• JOB
Using the listing below, extract each line that has the word "στοιχεῖα" in it.

# # # #

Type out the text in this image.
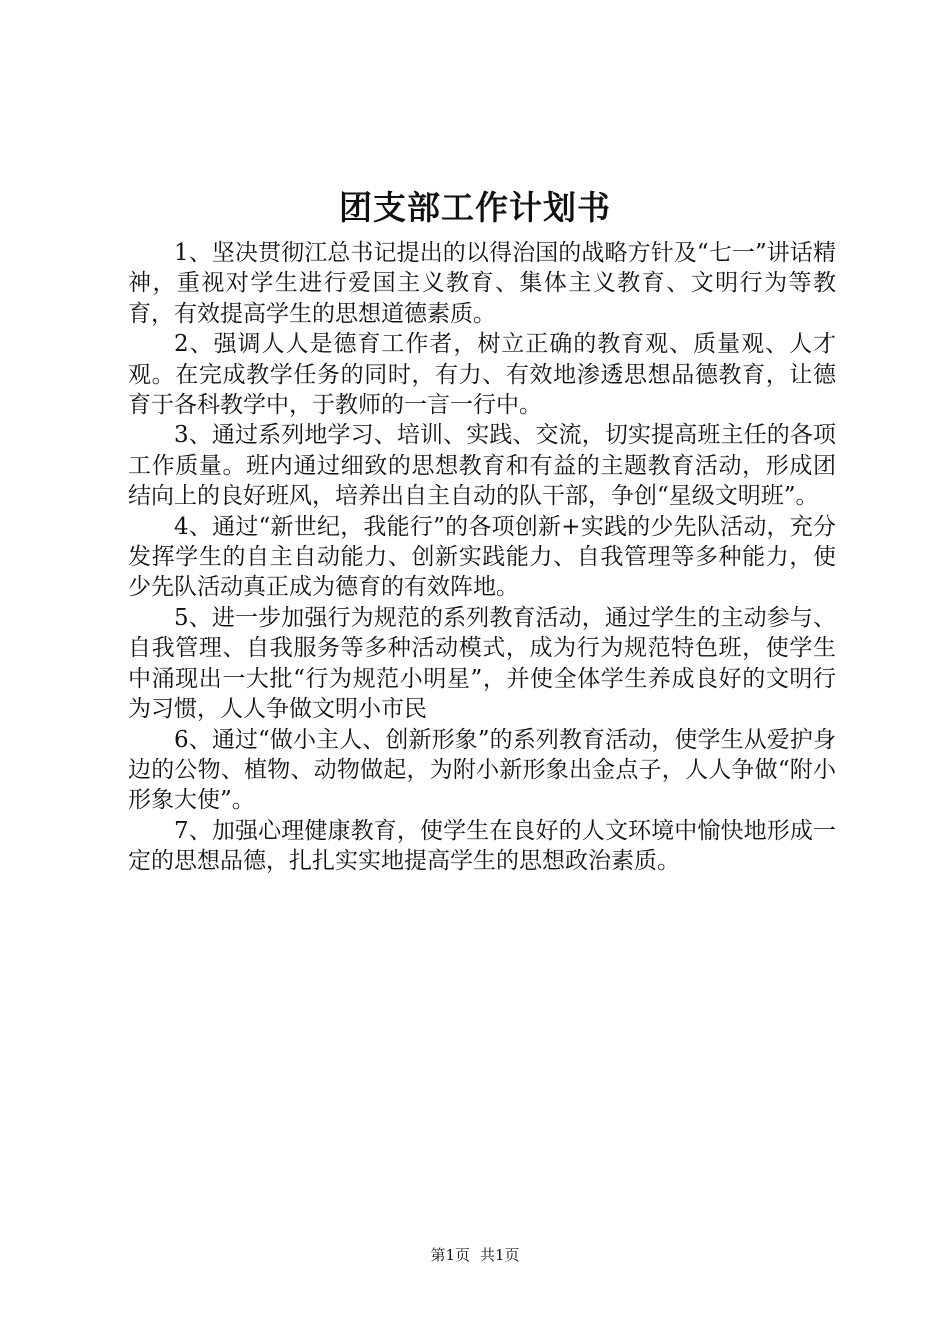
团支部工作计划书

1、坚决贯彻江总书记提出的以得治国的战略方针及“七一”讲话精神，重视对学生进行爱国主义教育、集体主义教育、文明行为等教育，有效提高学生的思想道德素质。

2、强调人人是德育工作者，树立正确的教育观、质量观、人才观。在完成教学任务的同时，有力、有效地渗透思想品德教育，让德育于各科教学中，于教师的一言一行中。

3、通过系列地学习、培训、实践、交流，切实提高班主任的各项工作质量。班内通过细致的思想教育和有益的主题教育活动，形成团结向上的良好班风，培养出自主自动的队干部，争创“星级文明班”。

4、通过“新世纪，我能行”的各项创新+实践的少先队活动，充分发挥学生的自主自动能力、创新实践能力、自我管理等多种能力，使少先队活动真正成为德育的有效阵地。

5、进一步加强行为规范的系列教育活动，通过学生的主动参与、自我管理、自我服务等多种活动模式，成为行为规范特色班，使学生中涌现出一大批“行为规范小明星”，并使全体学生养成良好的文明行为习惯，人人争做文明小市民

6、通过“做小主人、创新形象”的系列教育活动，使学生从爱护身边的公物、植物、动物做起，为附小新形象出金点子，人人争做“附小形象大使”。

7、加强心理健康教育，使学生在良好的人文环境中愉快地形成一定的思想品德，扎扎实实地提高学生的思想政治素质。

第1页 共1页
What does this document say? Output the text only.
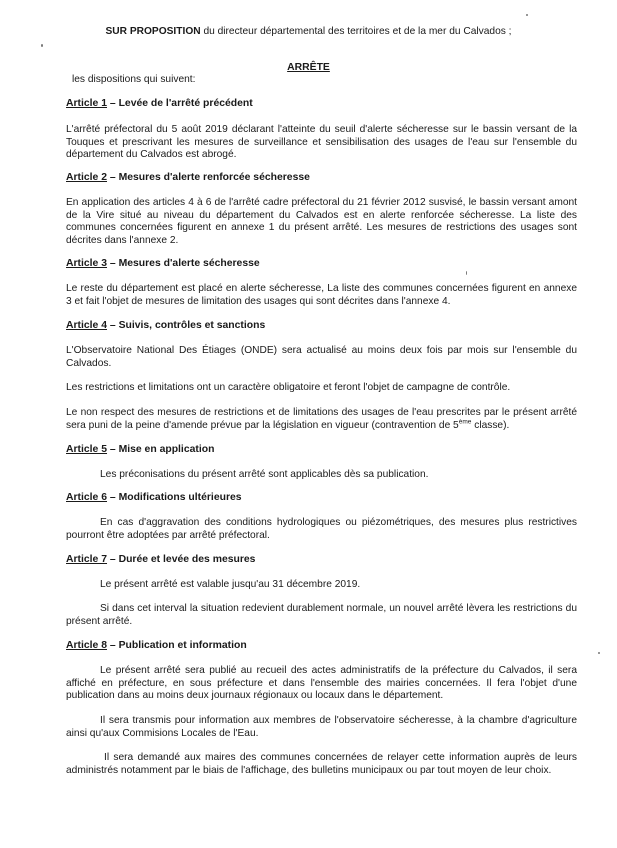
SUR PROPOSITION du directeur départemental des territoires et de la mer du Calvados ;
ARRÊTE
les dispositions qui suivent:
Article 1 – Levée de l'arrêté précédent

L'arrêté préfectoral du 5 août 2019 déclarant l'atteinte du seuil d'alerte sécheresse sur le bassin versant de la Touques et prescrivant les mesures de surveillance et sensibilisation des usages de l'eau sur l'ensemble du département du Calvados est abrogé.

Article 2 – Mesures d'alerte renforcée sécheresse

En application des articles 4 à 6 de l'arrêté cadre préfectoral du 21 février 2012 susvisé, le bassin versant amont de la Vire situé au niveau du département du Calvados est en alerte renforcée sécheresse. La liste des communes concernées figurent en annexe 1 du présent arrêté. Les mesures de restrictions des usages sont décrites dans l'annexe 2.

Article 3 – Mesures d'alerte sécheresse

Le reste du département est placé en alerte sécheresse, La liste des communes concernées figurent en annexe 3 et fait l'objet de mesures de limitation des usages qui sont décrites dans l'annexe 4.

Article 4 – Suivis, contrôles et sanctions

L'Observatoire National Des Étiages (ONDE) sera actualisé au moins deux fois par mois sur l'ensemble du Calvados.

Les restrictions et limitations ont un caractère obligatoire et feront l'objet de campagne de contrôle.

Le non respect des mesures de restrictions et de limitations des usages de l'eau prescrites par le présent arrêté sera puni de la peine d'amende prévue par la législation en vigueur (contravention de 5ème classe).

Article 5 – Mise en application

Les préconisations du présent arrêté sont applicables dès sa publication.

Article 6 – Modifications ultérieures

En cas d'aggravation des conditions hydrologiques ou piézométriques, des mesures plus restrictives pourront être adoptées par arrêté préfectoral.

Article 7 – Durée et levée des mesures

Le présent arrêté est valable jusqu'au 31 décembre 2019.

Si dans cet interval la situation redevient durablement normale, un nouvel arrêté lèvera les restrictions du présent arrêté.

Article 8 – Publication et information

Le présent arrêté sera publié au recueil des actes administratifs de la préfecture du Calvados, il sera affiché en préfecture, en sous préfecture et dans l'ensemble des mairies concernées. Il fera l'objet d'une publication dans au moins deux journaux régionaux ou locaux dans le département.

Il sera transmis pour information aux membres de l'observatoire sécheresse, à la chambre d'agriculture ainsi qu'aux Commisions Locales de l'Eau.

Il sera demandé aux maires des communes concernées de relayer cette information auprès de leurs administrés notamment par le biais de l'affichage, des bulletins municipaux ou par tout moyen de leur choix.
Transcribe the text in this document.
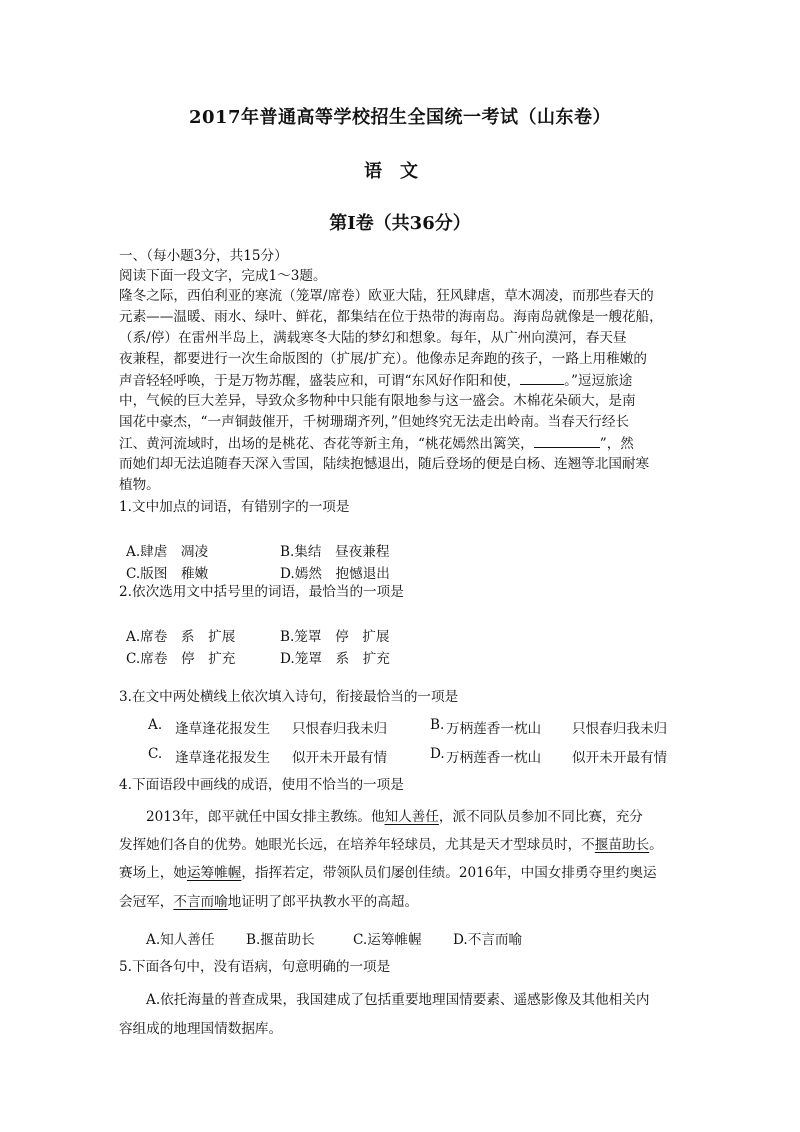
2017年普通高等学校招生全国统一考试（山东卷）
语文
第Ⅰ卷（共36分）
一、（每小题3分，共15分）
阅读下面一段文字，完成1～3题。
隆冬之际，西伯利亚的寒流（笼罩/席卷）欧亚大陆，狂风肆虐，草木凋凌，而那些春天的
元素——温暖、雨水、绿叶、鲜花，都集结在位于热带的海南岛。海南岛就像是一艘花船，
（系/停）在雷州半岛上，满载寒冬大陆的梦幻和想象。每年，从广州向漠河，春天昼
夜兼程，都要进行一次生命版图的（扩展/扩充）。他像赤足奔跑的孩子，一路上用稚嫩的
声音轻轻呼唤，于是万物苏醒，盛装应和，可谓“东风好作阳和使，	。”逗逗旅途
中，气候的巨大差异，导致众多物种中只能有限地参与这一盛会。木棉花朵硕大，是南
国花中豪杰，“一声铜鼓催开，千树珊瑚齐列，”但她终究无法走出岭南。当春天行经长
江、黄河流域时，出场的是桃花、杏花等新主角，“桃花嫣然出篱笑，	”，然
而她们却无法追随春天深入雪国，陆续抱憾退出，随后登场的便是白杨、连翘等北国耐寒
植物。
1.文中加点的词语，有错别字的一项是
A.肆虐　凋凌	B.集结　昼夜兼程
C.版图　稚嫩	D.嫣然　抱憾退出
2.依次选用文中括号里的词语，最恰当的一项是
A.席卷　系　扩展	B.笼罩　停　扩展
C.席卷　停　扩充	D.笼罩　系　扩充
3.在文中两处横线上依次填入诗句，衔接最恰当的一项是
A. 逢草逢花报发生 只恨春归我未归	B. 万柄莲香一枕山 只恨春归我未归
C. 逢草逢花报发生 似开未开最有情	D. 万柄莲香一枕山 似开未开最有情
4.下面语段中画线的成语，使用不恰当的一项是
2013年，郎平就任中国女排主教练。他知人善任，派不同队员参加不同比赛，充分
发挥她们各自的优势。她眼光长远，在培养年轻球员，尤其是天才型球员时，不揠苗助长。
赛场上，她运筹帷幄，指挥若定，带领队员们屡创佳绩。2016年，中国女排勇夺里约奥运
会冠军，不言而喻地证明了郎平执教水平的高超。
A.知人善任 B.揠苗助长	C.运筹帷幄 D.不言而喻
5.下面各句中，没有语病，句意明确的一项是
A.依托海量的普查成果，我国建成了包括重要地理国情要素、遥感影像及其他相关内
容组成的地理国情数据库。
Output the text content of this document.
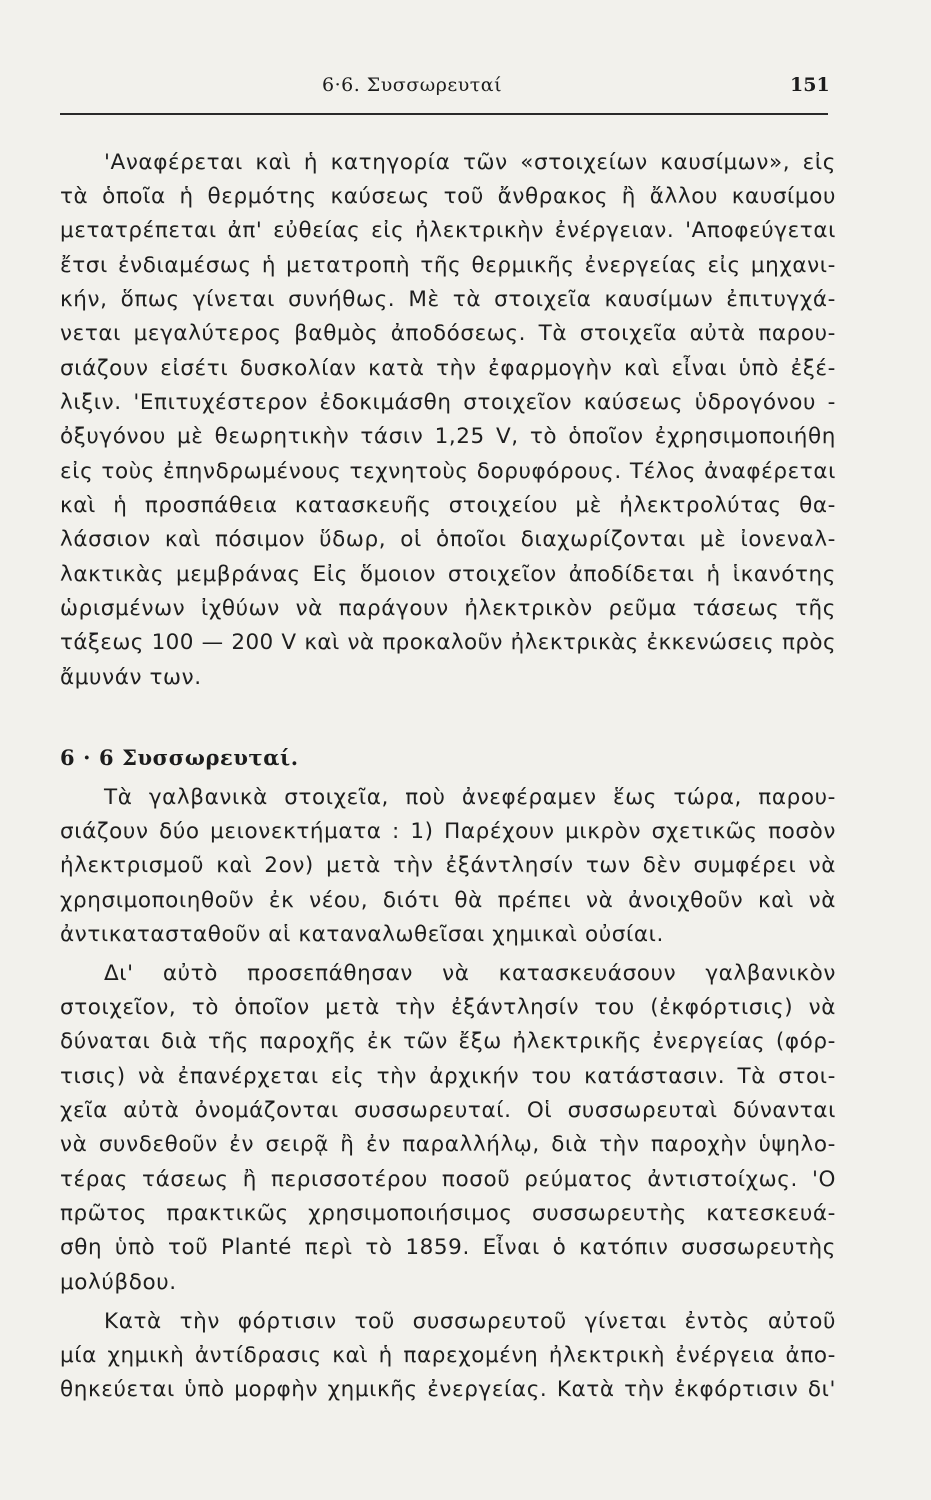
6·6. Συσσωρευταί	151
'Αναφέρεται καὶ ἡ κατηγορία τῶν «στοιχείων καυσίμων», εἰς
τὰ ὁποῖα ἡ θερμότης καύσεως τοῦ ἄνθρακος ἢ ἄλλου καυσίμου
μετατρέπεται ἀπ' εὐθείας εἰς ἠλεκτρικὴν ἐνέργειαν. 'Αποφεύγεται
ἔτσι ἐνδιαμέσως ἡ μετατροπὴ τῆς θερμικῆς ἐνεργείας εἰς μηχανι-
κήν, ὅπως γίνεται συνήθως. Μὲ τὰ στοιχεῖα καυσίμων ἐπιτυγχά-
νεται μεγαλύτερος βαθμὸς ἀποδόσεως. Τὰ στοιχεῖα αὐτὰ παρου-
σιάζουν εἰσέτι δυσκολίαν κατὰ τὴν ἐφαρμογὴν καὶ εἶναι ὑπὸ ἐξέ-
λιξιν. 'Επιτυχέστερον ἐδοκιμάσθη στοιχεῖον καύσεως ὑδρογόνου -
ὀξυγόνου μὲ θεωρητικὴν τάσιν 1,25 V, τὸ ὁποῖον ἐχρησιμοποιήθη
εἰς τοὺς ἐπηνδρωμένους τεχνητοὺς δορυφόρους. Τέλος ἀναφέρεται
καὶ ἡ προσπάθεια κατασκευῆς στοιχείου μὲ ἠλεκτρολύτας θα-
λάσσιον καὶ πόσιμον ὕδωρ, οἱ ὁποῖοι διαχωρίζονται μὲ ἰονεναλ-
λακτικὰς μεμβράνας Εἰς ὅμοιον στοιχεῖον ἀποδίδεται ἡ ἱκανότης
ὡρισμένων ἰχθύων νὰ παράγουν ἠλεκτρικὸν ρεῦμα τάσεως τῆς
τάξεως 100 — 200 V καὶ νὰ προκαλοῦν ἠλεκτρικὰς ἐκκενώσεις πρὸς
ἄμυνάν των.
6 · 6 Συσσωρευταί.
Τὰ γαλβανικὰ στοιχεῖα, ποὺ ἀνεφέραμεν ἕως τώρα, παρου-
σιάζουν δύο μειονεκτήματα : 1) Παρέχουν μικρὸν σχετικῶς ποσὸν
ἠλεκτρισμοῦ καὶ 2ον) μετὰ τὴν ἐξάντλησίν των δὲν συμφέρει νὰ
χρησιμοποιηθοῦν ἐκ νέου, διότι θὰ πρέπει νὰ ἀνοιχθοῦν καὶ νὰ
ἀντικατασταθοῦν αἱ καταναλωθεῖσαι χημικαὶ οὐσίαι.
Δι' αὐτὸ προσεπάθησαν νὰ κατασκευάσουν γαλβανικὸν
στοιχεῖον, τὸ ὁποῖον μετὰ τὴν ἐξάντλησίν του (ἐκφόρτισις) νὰ
δύναται διὰ τῆς παροχῆς ἐκ τῶν ἔξω ἠλεκτρικῆς ἐνεργείας (φόρ-
τισις) νὰ ἐπανέρχεται εἰς τὴν ἀρχικήν του κατάστασιν. Τὰ στοι-
χεῖα αὐτὰ ὀνομάζονται συσσωρευταί. Οἱ συσσωρευταὶ δύνανται
νὰ συνδεθοῦν ἐν σειρᾷ ἢ ἐν παραλλήλῳ, διὰ τὴν παροχὴν ὑψηλο-
τέρας τάσεως ἢ περισσοτέρου ποσοῦ ρεύματος ἀντιστοίχως. 'Ο
πρῶτος πρακτικῶς χρησιμοποιήσιμος συσσωρευτὴς κατεσκευά-
σθη ὑπὸ τοῦ Planté περὶ τὸ 1859. Εἶναι ὁ κατόπιν συσσωρευτὴς
μολύβδου.
Κατὰ τὴν φόρτισιν τοῦ συσσωρευτοῦ γίνεται ἐντὸς αὐτοῦ
μία χημικὴ ἀντίδρασις καὶ ἡ παρεχομένη ἠλεκτρικὴ ἐνέργεια ἀπο-
θηκεύεται ὑπὸ μορφὴν χημικῆς ἐνεργείας. Κατὰ τὴν ἐκφόρτισιν δι'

# # # #

• REPLY
κήν, ὅπως γίνεται συνήθως. Μὲ τὰ στοιχεῖα καυσίμων ἐπιτυγχά-
νεται μεγαλύτερος βαθμὸς ἀποδόσεως. Τὰ στοιχεῖα αὐτὰ παρου-
Τὰ γαλβανικὰ στοιχεῖα, ποὺ ἀνεφέραμεν ἕως τώρα, παρου-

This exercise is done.